• [MATERIAL SHOWN]:
==================================================

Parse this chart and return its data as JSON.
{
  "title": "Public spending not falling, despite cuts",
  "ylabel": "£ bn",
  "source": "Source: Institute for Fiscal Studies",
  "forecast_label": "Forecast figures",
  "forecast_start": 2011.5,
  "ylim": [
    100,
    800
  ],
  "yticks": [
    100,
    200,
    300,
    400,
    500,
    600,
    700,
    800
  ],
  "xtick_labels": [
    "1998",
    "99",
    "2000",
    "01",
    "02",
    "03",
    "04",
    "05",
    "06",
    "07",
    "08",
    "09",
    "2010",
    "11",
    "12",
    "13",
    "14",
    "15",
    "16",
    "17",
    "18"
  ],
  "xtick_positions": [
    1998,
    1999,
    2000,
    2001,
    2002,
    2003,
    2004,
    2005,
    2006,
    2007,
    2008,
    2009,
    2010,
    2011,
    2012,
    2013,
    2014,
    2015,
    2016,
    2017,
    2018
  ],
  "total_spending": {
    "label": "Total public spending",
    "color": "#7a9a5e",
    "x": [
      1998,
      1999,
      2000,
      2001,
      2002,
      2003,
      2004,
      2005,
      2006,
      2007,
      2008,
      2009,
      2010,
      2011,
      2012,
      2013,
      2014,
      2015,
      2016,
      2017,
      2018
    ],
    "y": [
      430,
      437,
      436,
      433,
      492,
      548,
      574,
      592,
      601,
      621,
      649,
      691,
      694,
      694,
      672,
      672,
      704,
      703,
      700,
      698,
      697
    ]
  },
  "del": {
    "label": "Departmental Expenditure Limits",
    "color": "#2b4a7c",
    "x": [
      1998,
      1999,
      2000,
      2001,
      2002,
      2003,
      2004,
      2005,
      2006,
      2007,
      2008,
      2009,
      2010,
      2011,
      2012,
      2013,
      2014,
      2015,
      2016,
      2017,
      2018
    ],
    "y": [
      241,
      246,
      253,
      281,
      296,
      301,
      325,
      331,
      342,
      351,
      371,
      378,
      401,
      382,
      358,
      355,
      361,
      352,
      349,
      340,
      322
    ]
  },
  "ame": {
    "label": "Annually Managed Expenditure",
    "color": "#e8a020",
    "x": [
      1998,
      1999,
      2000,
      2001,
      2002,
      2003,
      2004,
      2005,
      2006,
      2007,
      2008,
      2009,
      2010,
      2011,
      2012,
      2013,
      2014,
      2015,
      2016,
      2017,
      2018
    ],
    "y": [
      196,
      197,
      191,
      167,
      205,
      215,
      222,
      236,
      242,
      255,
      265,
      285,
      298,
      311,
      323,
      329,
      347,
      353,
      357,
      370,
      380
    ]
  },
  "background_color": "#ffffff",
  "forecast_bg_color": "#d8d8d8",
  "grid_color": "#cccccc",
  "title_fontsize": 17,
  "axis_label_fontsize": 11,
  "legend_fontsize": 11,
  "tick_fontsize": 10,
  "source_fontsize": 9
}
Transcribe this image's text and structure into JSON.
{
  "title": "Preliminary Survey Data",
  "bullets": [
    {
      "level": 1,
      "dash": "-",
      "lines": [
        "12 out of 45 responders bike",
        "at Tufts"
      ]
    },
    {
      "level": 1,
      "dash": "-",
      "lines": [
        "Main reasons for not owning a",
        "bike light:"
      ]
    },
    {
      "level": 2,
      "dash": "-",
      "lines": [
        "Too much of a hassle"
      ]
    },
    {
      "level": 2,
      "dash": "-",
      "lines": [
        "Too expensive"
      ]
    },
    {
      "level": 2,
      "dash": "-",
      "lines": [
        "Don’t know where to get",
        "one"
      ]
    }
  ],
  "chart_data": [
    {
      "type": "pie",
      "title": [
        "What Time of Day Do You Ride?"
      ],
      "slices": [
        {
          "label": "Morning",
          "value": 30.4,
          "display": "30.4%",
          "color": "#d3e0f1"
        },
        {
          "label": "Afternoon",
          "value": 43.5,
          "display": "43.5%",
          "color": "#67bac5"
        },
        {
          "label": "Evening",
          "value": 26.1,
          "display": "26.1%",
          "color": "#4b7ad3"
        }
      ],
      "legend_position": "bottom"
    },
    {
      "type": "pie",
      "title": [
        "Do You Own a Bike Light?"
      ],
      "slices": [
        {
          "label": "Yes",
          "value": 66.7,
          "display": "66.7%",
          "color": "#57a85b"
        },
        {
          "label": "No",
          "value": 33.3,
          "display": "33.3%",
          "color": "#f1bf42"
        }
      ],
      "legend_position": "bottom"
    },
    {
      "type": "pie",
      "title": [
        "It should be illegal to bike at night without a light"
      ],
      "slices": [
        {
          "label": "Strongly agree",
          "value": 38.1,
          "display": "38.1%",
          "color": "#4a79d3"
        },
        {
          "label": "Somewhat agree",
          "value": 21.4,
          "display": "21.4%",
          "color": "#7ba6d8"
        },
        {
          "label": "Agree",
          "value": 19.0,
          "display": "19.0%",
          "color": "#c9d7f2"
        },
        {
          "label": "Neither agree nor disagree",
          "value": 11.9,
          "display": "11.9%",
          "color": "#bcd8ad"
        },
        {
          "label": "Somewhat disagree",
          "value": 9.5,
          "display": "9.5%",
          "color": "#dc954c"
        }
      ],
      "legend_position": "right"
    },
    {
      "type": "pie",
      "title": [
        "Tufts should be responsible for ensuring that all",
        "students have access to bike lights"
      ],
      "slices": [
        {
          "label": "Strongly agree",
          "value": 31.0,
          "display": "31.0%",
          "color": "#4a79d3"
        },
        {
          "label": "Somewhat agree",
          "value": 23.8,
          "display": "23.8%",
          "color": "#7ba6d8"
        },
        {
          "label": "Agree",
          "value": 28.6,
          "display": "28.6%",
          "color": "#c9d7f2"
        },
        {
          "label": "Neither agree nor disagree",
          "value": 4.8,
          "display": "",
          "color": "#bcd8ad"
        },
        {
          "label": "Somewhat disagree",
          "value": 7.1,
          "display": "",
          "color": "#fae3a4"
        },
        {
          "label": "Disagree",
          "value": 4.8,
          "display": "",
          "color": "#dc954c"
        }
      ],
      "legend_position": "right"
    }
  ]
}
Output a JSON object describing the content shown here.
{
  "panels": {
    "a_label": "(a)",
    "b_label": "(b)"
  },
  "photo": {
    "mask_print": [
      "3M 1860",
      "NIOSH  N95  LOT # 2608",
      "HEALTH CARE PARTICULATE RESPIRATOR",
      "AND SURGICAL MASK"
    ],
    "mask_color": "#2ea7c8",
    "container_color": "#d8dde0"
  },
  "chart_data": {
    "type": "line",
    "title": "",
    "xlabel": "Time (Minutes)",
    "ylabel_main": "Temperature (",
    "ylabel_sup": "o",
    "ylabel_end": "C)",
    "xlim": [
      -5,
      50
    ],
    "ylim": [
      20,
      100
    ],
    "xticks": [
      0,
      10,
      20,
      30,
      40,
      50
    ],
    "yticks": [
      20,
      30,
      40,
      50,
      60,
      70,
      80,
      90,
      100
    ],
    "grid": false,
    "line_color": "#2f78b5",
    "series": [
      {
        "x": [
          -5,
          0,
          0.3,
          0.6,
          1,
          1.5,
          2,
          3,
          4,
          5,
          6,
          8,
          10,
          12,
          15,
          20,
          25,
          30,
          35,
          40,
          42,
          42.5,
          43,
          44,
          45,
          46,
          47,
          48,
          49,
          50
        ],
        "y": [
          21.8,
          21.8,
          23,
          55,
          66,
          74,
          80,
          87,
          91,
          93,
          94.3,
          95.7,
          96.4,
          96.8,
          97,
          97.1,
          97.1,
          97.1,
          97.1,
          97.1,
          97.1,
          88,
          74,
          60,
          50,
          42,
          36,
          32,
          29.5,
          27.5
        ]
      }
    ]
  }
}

==================================================

Collect each line containing the string "Time".

• [RESPONSE TO THIS EXERCISE]:
        "What Time of Day Do You Ride?"
    "xlabel": "Time (Minutes)",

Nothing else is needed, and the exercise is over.